[Figure data in JSON]
⟨

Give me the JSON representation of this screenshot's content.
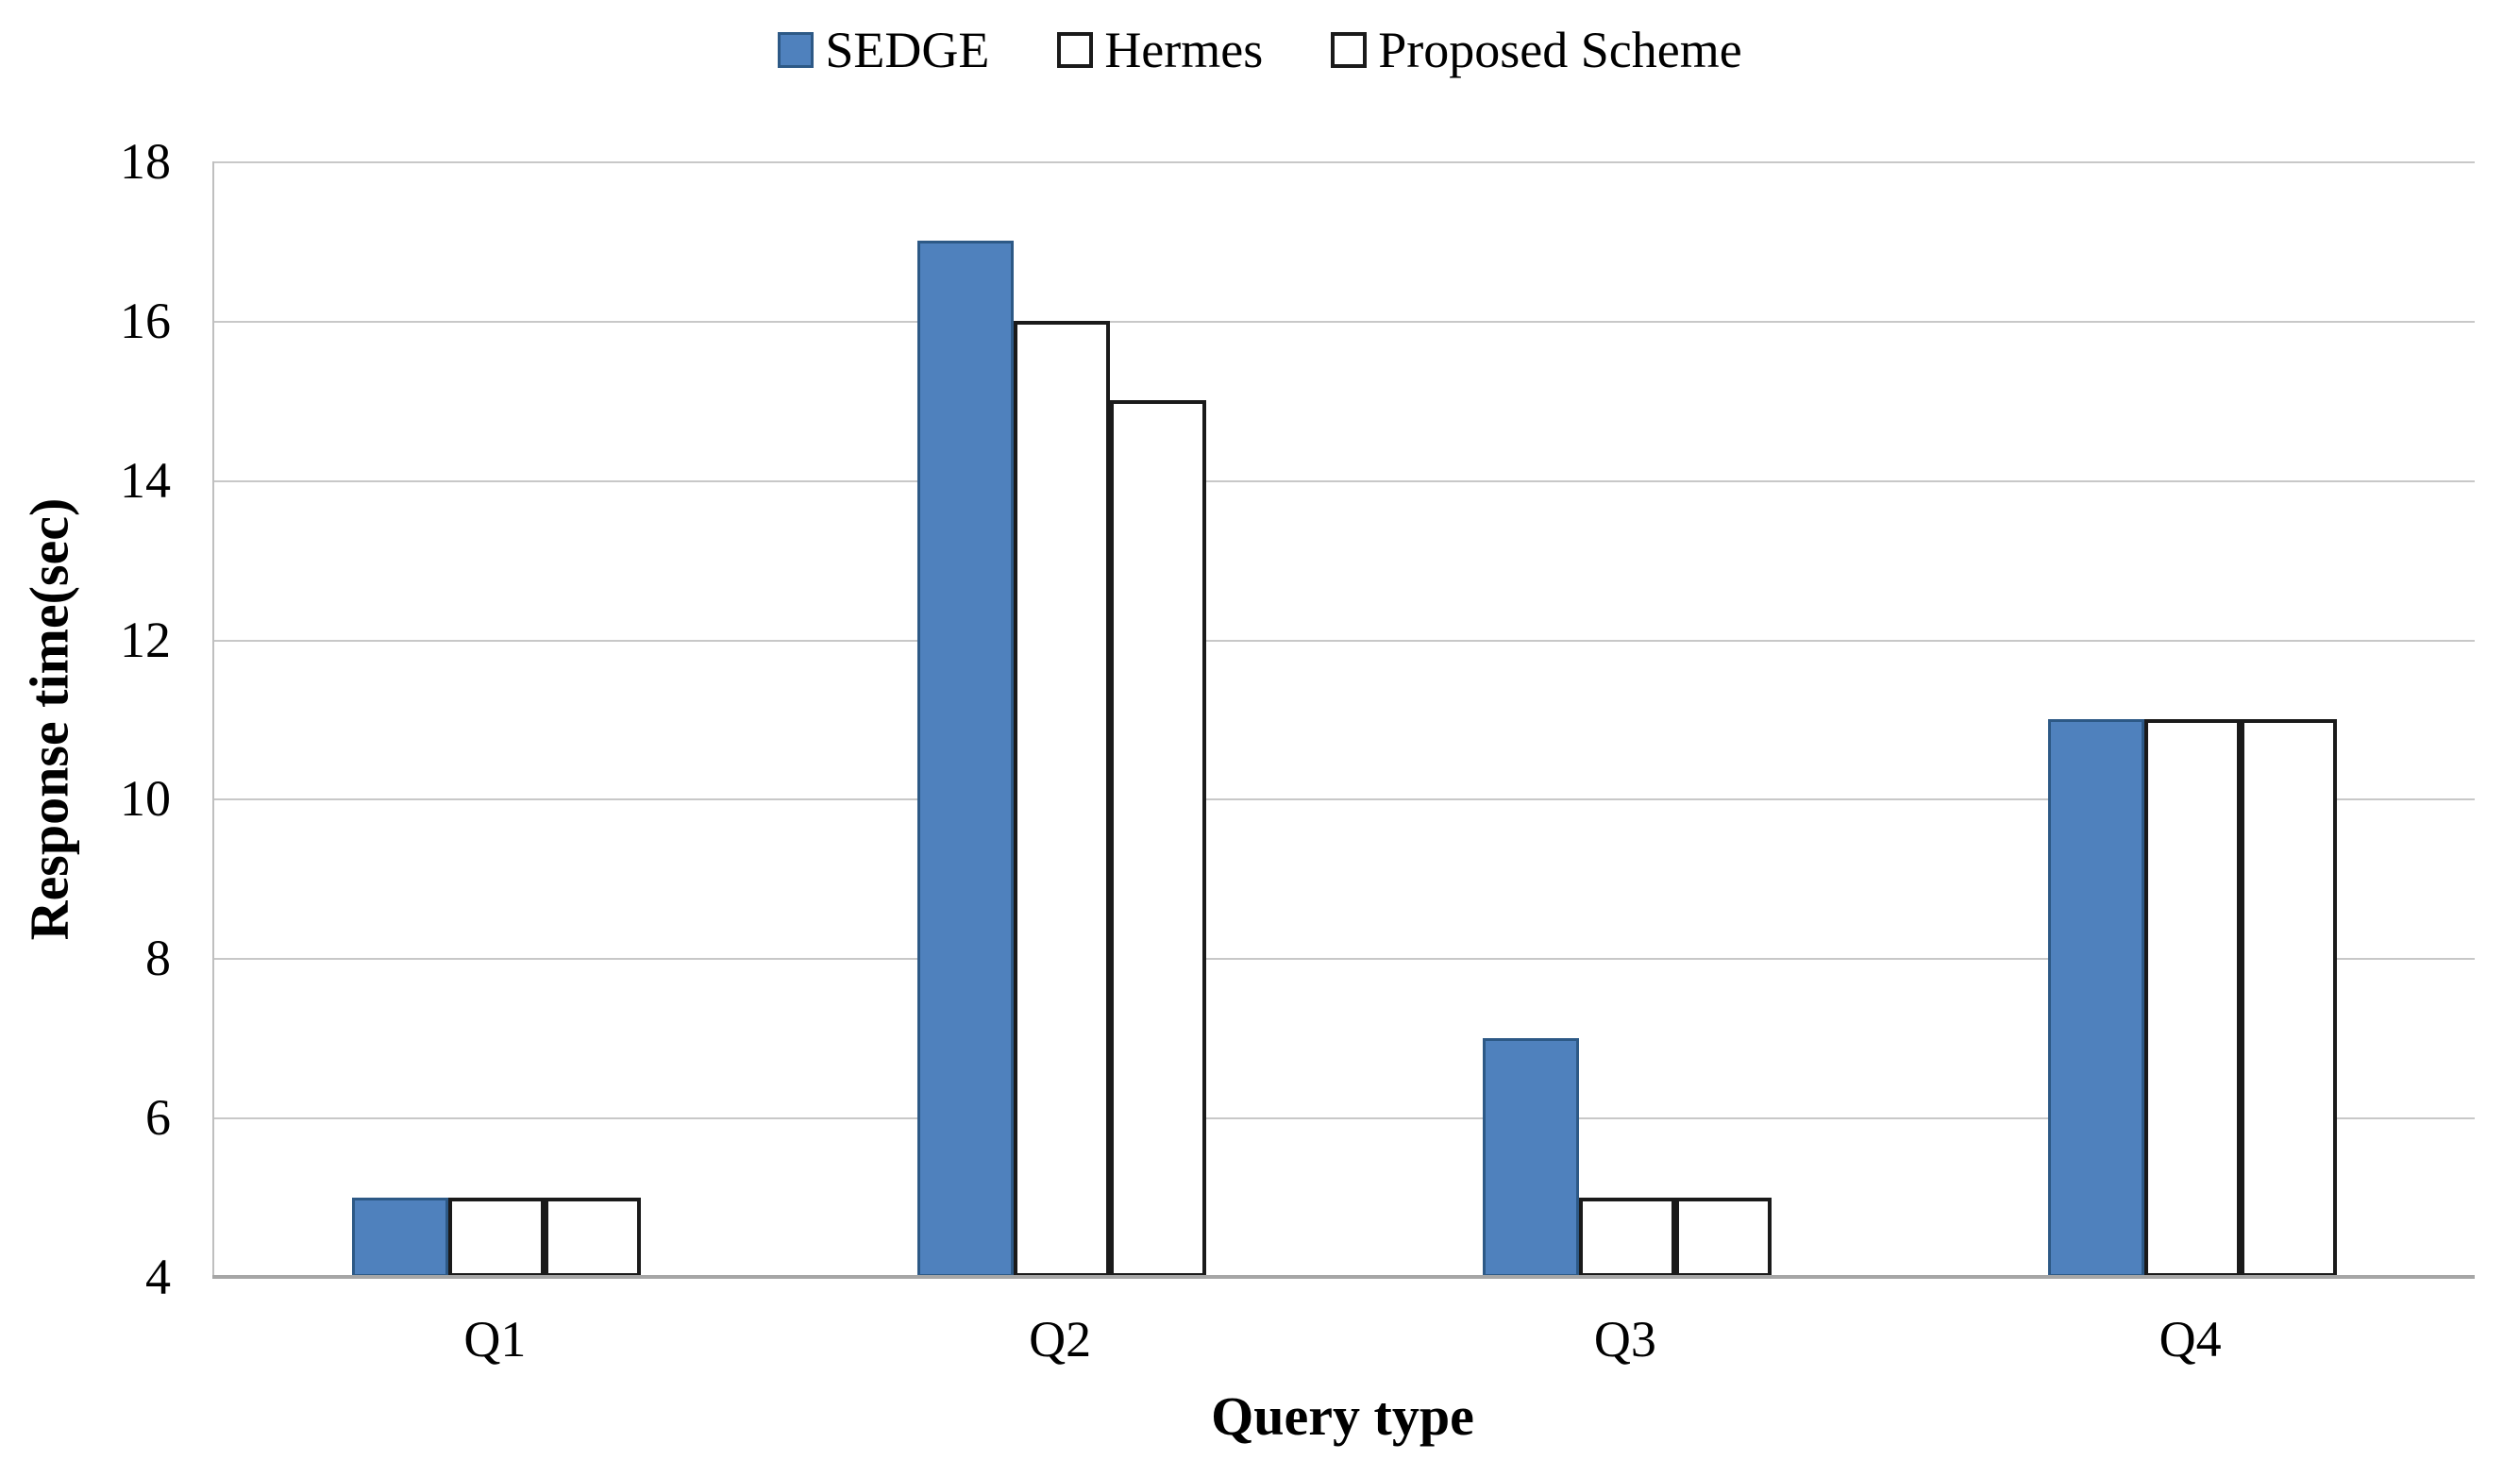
{
  "chart_data": {
    "type": "bar",
    "title": "",
    "categories": [
      "Q1",
      "Q2",
      "Q3",
      "Q4"
    ],
    "series": [
      {
        "name": "SEDGE",
        "values": [
          5,
          17,
          7,
          11
        ],
        "fill": "#4F81BD",
        "border": "#2D5986",
        "pattern": "solid",
        "pattern_color": ""
      },
      {
        "name": "Hermes",
        "values": [
          5,
          16,
          5,
          11
        ],
        "fill": "#FFFFFF",
        "border": "#1A1A1A",
        "pattern": "dots",
        "pattern_color": "#E19C94"
      },
      {
        "name": "Proposed Scheme",
        "values": [
          5,
          15,
          5,
          11
        ],
        "fill": "#FFFFFF",
        "border": "#1A1A1A",
        "pattern": "diagonal-stripes",
        "pattern_color": "#9BBB59"
      }
    ],
    "xlabel": "Query type",
    "ylabel": "Response time(sec)",
    "ylim": [
      4,
      18
    ],
    "yticks": [
      4,
      6,
      8,
      10,
      12,
      14,
      16,
      18
    ],
    "grid": "horizontal-major",
    "legend_position": "top-center",
    "colors": {
      "gridline": "#C8C8C8",
      "axis_line": "#A6A6A6",
      "text": "#000000",
      "background": "#FFFFFF"
    }
  }
}
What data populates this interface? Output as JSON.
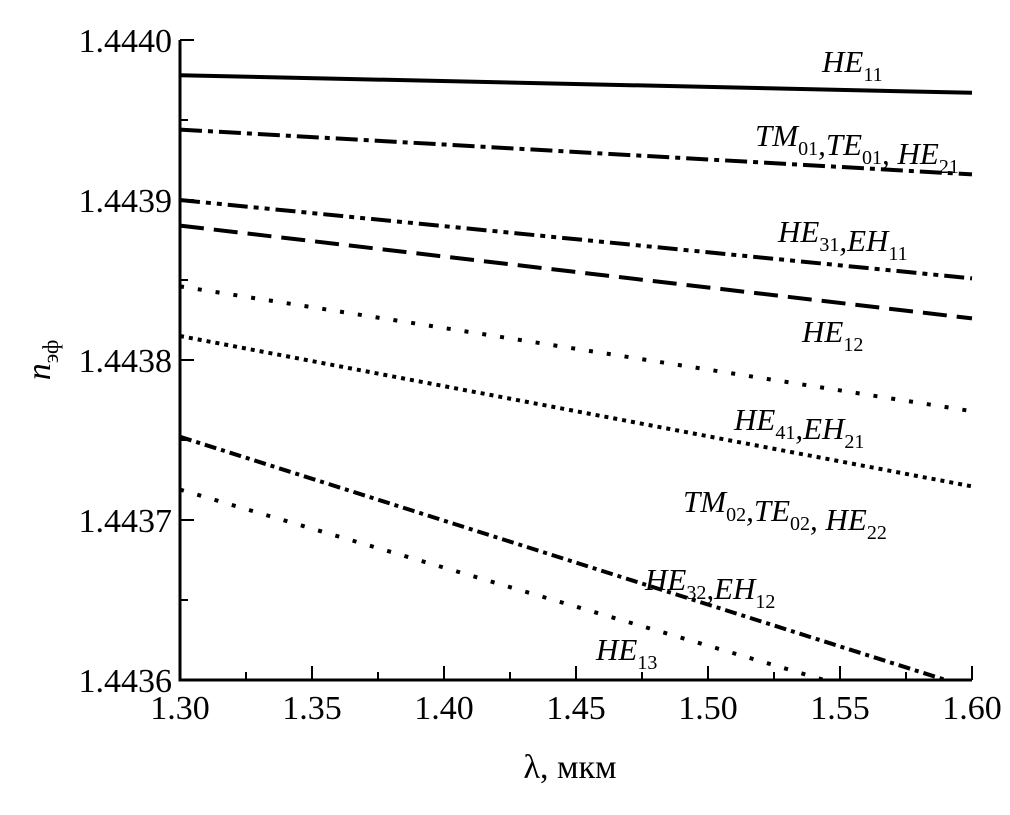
{
  "chart_data": {
    "type": "line",
    "title": "",
    "xlabel": "λ, мкм",
    "ylabel_main": "n",
    "ylabel_sub": "эф",
    "xlim": [
      1.3,
      1.6
    ],
    "ylim": [
      1.4436,
      1.444
    ],
    "xticks": [
      "1.30",
      "1.35",
      "1.40",
      "1.45",
      "1.50",
      "1.55",
      "1.60"
    ],
    "yticks": [
      "1.4436",
      "1.4437",
      "1.4438",
      "1.4439",
      "1.4440"
    ],
    "grid": false,
    "color": "#000000",
    "series": [
      {
        "name": "HE11",
        "style": "solid",
        "x": [
          1.3,
          1.6
        ],
        "y": [
          1.443978,
          1.443967
        ],
        "label": [
          [
            "HE",
            "11"
          ]
        ]
      },
      {
        "name": "TM01,TE01, HE21",
        "style": "dash-dot",
        "x": [
          1.3,
          1.6
        ],
        "y": [
          1.443944,
          1.443916
        ],
        "label": [
          [
            "TM",
            "01"
          ],
          [
            ",TE",
            "01"
          ],
          [
            ", HE",
            "21"
          ]
        ]
      },
      {
        "name": "HE31,EH11",
        "style": "dash-dot-dot",
        "x": [
          1.3,
          1.6
        ],
        "y": [
          1.4439,
          1.443851
        ],
        "label": [
          [
            "HE",
            "31"
          ],
          [
            ",EH",
            "11"
          ]
        ]
      },
      {
        "name": "HE12",
        "style": "dashed",
        "x": [
          1.3,
          1.6
        ],
        "y": [
          1.443884,
          1.443826
        ],
        "label": [
          [
            "HE",
            "12"
          ]
        ]
      },
      {
        "name": "HE41,EH21",
        "style": "sparse-dotted",
        "x": [
          1.3,
          1.6
        ],
        "y": [
          1.443846,
          1.443768
        ],
        "label": [
          [
            "HE",
            "41"
          ],
          [
            ",EH",
            "21"
          ]
        ]
      },
      {
        "name": "TM02,TE02, HE22",
        "style": "dotted",
        "x": [
          1.3,
          1.6
        ],
        "y": [
          1.443815,
          1.443721
        ],
        "label": [
          [
            "TM",
            "02"
          ],
          [
            ",TE",
            "02"
          ],
          [
            ", HE",
            "22"
          ]
        ]
      },
      {
        "name": "HE32,EH12",
        "style": "short-dash-dot",
        "x": [
          1.3,
          1.59
        ],
        "y": [
          1.443752,
          1.4436
        ],
        "label": [
          [
            "HE",
            "32"
          ],
          [
            ",EH",
            "12"
          ]
        ]
      },
      {
        "name": "HE13",
        "style": "sparse-dotted",
        "x": [
          1.3,
          1.544
        ],
        "y": [
          1.443719,
          1.4436
        ],
        "label": [
          [
            "HE",
            "13"
          ]
        ]
      }
    ]
  }
}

⟩

## Exercise instructions
Output the entries above exactly. Drop the pictures.

## Written response
Give me the JSON representation of this screenshot's content.
{
  "chart_data": {
    "type": "bar",
    "title": "",
    "categories": [
      "Q1",
      "Q2",
      "Q3",
      "Q4"
    ],
    "series": [
      {
        "name": "SEDGE",
        "values": [
          5,
          17,
          7,
          11
        ],
        "fill": "#4F81BD",
        "border": "#2D5986",
        "pattern": "solid",
        "pattern_color": ""
      },
      {
        "name": "Hermes",
        "values": [
          5,
          16,
          5,
          11
        ],
        "fill": "#FFFFFF",
        "border": "#1A1A1A",
        "pattern": "dots",
        "pattern_color": "#E19C94"
      },
      {
        "name": "Proposed Scheme",
        "values": [
          5,
          15,
          5,
          11
        ],
        "fill": "#FFFFFF",
        "border": "#1A1A1A",
        "pattern": "diagonal-stripes",
        "pattern_color": "#9BBB59"
      }
    ],
    "xlabel": "Query type",
    "ylabel": "Response time(sec)",
    "ylim": [
      4,
      18
    ],
    "yticks": [
      4,
      6,
      8,
      10,
      12,
      14,
      16,
      18
    ],
    "grid": "horizontal-major",
    "legend_position": "top-center",
    "colors": {
      "gridline": "#C8C8C8",
      "axis_line": "#A6A6A6",
      "text": "#000000",
      "background": "#FFFFFF"
    }
  }
}
What data populates this interface? Output as JSON.
{
  "chart_data": {
    "type": "line",
    "title": "",
    "xlabel": "λ, мкм",
    "ylabel_main": "n",
    "ylabel_sub": "эф",
    "xlim": [
      1.3,
      1.6
    ],
    "ylim": [
      1.4436,
      1.444
    ],
    "xticks": [
      "1.30",
      "1.35",
      "1.40",
      "1.45",
      "1.50",
      "1.55",
      "1.60"
    ],
    "yticks": [
      "1.4436",
      "1.4437",
      "1.4438",
      "1.4439",
      "1.4440"
    ],
    "grid": false,
    "color": "#000000",
    "series": [
      {
        "name": "HE11",
        "style": "solid",
        "x": [
          1.3,
          1.6
        ],
        "y": [
          1.443978,
          1.443967
        ],
        "label": [
          [
            "HE",
            "11"
          ]
        ]
      },
      {
        "name": "TM01,TE01, HE21",
        "style": "dash-dot",
        "x": [
          1.3,
          1.6
        ],
        "y": [
          1.443944,
          1.443916
        ],
        "label": [
          [
            "TM",
            "01"
          ],
          [
            ",TE",
            "01"
          ],
          [
            ", HE",
            "21"
          ]
        ]
      },
      {
        "name": "HE31,EH11",
        "style": "dash-dot-dot",
        "x": [
          1.3,
          1.6
        ],
        "y": [
          1.4439,
          1.443851
        ],
        "label": [
          [
            "HE",
            "31"
          ],
          [
            ",EH",
            "11"
          ]
        ]
      },
      {
        "name": "HE12",
        "style": "dashed",
        "x": [
          1.3,
          1.6
        ],
        "y": [
          1.443884,
          1.443826
        ],
        "label": [
          [
            "HE",
            "12"
          ]
        ]
      },
      {
        "name": "HE41,EH21",
        "style": "sparse-dotted",
        "x": [
          1.3,
          1.6
        ],
        "y": [
          1.443846,
          1.443768
        ],
        "label": [
          [
            "HE",
            "41"
          ],
          [
            ",EH",
            "21"
          ]
        ]
      },
      {
        "name": "TM02,TE02, HE22",
        "style": "dotted",
        "x": [
          1.3,
          1.6
        ],
        "y": [
          1.443815,
          1.443721
        ],
        "label": [
          [
            "TM",
            "02"
          ],
          [
            ",TE",
            "02"
          ],
          [
            ", HE",
            "22"
          ]
        ]
      },
      {
        "name": "HE32,EH12",
        "style": "short-dash-dot",
        "x": [
          1.3,
          1.59
        ],
        "y": [
          1.443752,
          1.4436
        ],
        "label": [
          [
            "HE",
            "32"
          ],
          [
            ",EH",
            "12"
          ]
        ]
      },
      {
        "name": "HE13",
        "style": "sparse-dotted",
        "x": [
          1.3,
          1.544
        ],
        "y": [
          1.443719,
          1.4436
        ],
        "label": [
          [
            "HE",
            "13"
          ]
        ]
      }
    ]
  }
}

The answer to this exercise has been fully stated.